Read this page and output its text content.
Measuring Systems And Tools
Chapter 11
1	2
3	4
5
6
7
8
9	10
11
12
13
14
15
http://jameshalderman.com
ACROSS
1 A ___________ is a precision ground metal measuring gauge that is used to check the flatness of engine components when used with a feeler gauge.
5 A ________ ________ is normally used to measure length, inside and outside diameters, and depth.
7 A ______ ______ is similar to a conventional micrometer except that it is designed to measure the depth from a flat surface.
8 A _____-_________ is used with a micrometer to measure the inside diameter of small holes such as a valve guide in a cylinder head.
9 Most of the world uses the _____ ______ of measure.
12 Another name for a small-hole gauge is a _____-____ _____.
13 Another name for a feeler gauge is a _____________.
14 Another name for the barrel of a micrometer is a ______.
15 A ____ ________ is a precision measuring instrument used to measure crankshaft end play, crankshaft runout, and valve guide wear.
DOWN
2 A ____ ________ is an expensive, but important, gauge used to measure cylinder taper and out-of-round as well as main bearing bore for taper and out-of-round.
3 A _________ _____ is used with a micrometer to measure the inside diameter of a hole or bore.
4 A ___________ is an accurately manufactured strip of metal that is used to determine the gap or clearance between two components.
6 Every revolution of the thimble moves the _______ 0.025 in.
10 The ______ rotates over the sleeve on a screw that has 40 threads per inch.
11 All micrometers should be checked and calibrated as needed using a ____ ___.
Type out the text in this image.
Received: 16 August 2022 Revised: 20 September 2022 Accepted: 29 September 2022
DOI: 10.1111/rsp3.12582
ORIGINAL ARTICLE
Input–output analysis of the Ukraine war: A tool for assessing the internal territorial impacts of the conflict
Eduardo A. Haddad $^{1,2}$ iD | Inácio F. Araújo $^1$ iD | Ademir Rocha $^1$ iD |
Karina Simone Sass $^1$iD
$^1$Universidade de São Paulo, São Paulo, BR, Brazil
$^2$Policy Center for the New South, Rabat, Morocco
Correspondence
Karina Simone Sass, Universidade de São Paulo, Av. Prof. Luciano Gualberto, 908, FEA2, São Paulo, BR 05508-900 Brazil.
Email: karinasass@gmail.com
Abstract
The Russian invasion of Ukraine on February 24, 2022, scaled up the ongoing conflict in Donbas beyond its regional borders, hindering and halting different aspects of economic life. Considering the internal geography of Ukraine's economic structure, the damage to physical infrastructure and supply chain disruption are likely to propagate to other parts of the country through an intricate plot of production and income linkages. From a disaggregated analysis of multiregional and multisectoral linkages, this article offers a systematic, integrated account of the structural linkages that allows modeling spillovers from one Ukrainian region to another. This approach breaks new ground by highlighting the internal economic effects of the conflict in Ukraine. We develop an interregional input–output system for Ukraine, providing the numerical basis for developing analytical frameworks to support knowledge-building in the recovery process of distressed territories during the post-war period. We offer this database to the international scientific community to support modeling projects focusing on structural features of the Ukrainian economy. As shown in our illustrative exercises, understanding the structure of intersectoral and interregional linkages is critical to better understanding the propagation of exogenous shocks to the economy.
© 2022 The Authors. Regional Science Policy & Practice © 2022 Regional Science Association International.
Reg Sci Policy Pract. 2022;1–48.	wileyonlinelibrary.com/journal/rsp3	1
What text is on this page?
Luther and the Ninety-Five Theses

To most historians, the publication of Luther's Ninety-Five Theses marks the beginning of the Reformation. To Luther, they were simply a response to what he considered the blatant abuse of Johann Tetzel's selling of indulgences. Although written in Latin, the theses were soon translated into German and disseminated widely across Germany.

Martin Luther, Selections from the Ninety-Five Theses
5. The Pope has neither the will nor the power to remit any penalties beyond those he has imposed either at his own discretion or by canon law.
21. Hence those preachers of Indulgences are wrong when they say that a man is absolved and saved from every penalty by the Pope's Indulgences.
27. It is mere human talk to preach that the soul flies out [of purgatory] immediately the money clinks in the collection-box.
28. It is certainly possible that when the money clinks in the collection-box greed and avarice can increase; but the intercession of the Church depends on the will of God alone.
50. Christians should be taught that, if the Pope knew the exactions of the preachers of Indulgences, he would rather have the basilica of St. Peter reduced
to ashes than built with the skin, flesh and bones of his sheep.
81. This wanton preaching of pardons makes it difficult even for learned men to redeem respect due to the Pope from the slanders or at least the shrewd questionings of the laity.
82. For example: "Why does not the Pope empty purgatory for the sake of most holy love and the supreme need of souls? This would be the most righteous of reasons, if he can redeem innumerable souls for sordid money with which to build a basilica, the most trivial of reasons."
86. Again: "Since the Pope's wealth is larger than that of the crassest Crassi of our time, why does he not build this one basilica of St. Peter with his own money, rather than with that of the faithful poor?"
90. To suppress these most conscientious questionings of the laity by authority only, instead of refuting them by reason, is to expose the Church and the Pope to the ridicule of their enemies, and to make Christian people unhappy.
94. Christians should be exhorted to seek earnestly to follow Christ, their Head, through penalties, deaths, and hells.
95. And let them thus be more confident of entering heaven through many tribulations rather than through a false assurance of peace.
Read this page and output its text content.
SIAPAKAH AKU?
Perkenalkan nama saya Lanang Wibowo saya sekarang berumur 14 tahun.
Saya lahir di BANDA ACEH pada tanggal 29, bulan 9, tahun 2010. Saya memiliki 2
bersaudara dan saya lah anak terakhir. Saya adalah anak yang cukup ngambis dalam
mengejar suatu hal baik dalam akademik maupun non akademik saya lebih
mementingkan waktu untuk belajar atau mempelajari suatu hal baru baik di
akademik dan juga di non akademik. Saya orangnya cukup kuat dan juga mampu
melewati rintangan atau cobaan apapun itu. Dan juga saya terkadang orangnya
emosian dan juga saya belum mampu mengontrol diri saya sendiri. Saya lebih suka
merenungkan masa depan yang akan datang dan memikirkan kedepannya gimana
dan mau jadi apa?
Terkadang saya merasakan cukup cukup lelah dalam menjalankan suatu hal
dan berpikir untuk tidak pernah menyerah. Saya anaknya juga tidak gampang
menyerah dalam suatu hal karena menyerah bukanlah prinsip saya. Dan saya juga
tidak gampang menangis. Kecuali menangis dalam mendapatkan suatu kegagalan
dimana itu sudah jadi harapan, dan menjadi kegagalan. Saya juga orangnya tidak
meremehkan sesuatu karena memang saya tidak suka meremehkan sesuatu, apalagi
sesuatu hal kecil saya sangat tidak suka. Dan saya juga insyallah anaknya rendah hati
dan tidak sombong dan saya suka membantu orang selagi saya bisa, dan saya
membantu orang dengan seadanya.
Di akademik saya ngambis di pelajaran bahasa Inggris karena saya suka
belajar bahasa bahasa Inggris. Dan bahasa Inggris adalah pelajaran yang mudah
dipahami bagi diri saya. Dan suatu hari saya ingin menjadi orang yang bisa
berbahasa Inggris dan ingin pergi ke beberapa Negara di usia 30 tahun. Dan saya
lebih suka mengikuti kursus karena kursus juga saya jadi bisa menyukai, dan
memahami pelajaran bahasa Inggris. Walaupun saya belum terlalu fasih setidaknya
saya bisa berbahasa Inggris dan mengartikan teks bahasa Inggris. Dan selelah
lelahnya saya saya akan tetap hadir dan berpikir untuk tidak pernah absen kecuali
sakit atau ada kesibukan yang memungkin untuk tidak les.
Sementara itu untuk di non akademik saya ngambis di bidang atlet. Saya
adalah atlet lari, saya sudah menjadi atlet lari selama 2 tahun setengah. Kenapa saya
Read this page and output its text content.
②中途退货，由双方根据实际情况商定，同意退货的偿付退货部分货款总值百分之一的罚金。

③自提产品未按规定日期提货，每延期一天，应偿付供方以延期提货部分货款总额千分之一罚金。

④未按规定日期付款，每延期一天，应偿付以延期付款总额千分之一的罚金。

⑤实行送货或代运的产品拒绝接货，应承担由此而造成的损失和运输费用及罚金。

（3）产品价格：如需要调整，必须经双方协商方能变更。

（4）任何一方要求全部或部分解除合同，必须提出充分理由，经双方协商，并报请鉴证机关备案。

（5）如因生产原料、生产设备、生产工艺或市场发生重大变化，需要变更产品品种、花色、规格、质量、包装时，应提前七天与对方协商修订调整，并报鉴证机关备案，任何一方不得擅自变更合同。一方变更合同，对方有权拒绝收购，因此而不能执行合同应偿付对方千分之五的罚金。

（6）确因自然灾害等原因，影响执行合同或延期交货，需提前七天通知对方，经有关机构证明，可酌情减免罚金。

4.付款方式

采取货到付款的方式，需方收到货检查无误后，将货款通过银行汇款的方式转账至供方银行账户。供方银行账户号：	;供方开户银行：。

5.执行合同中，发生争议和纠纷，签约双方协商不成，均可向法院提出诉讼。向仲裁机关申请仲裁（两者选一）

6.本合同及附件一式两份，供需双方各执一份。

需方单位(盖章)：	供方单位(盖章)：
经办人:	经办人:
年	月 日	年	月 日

#### [Problem to solve]
Using the records above, copy every line that has the word "Inggris" in it.

#### [Full solution]
Di akademik saya ngambis di pelajaran bahasa Inggris karena saya suka
belajar bahasa bahasa Inggris. Dan bahasa Inggris adalah pelajaran yang mudah
berbahasa Inggris dan ingin pergi ke beberapa Negara di usia 30 tahun. Dan saya
memahami pelajaran bahasa Inggris. Walaupun saya belum terlalu fasih setidaknya
saya bisa berbahasa Inggris dan mengartikan teks bahasa Inggris. Dan selelah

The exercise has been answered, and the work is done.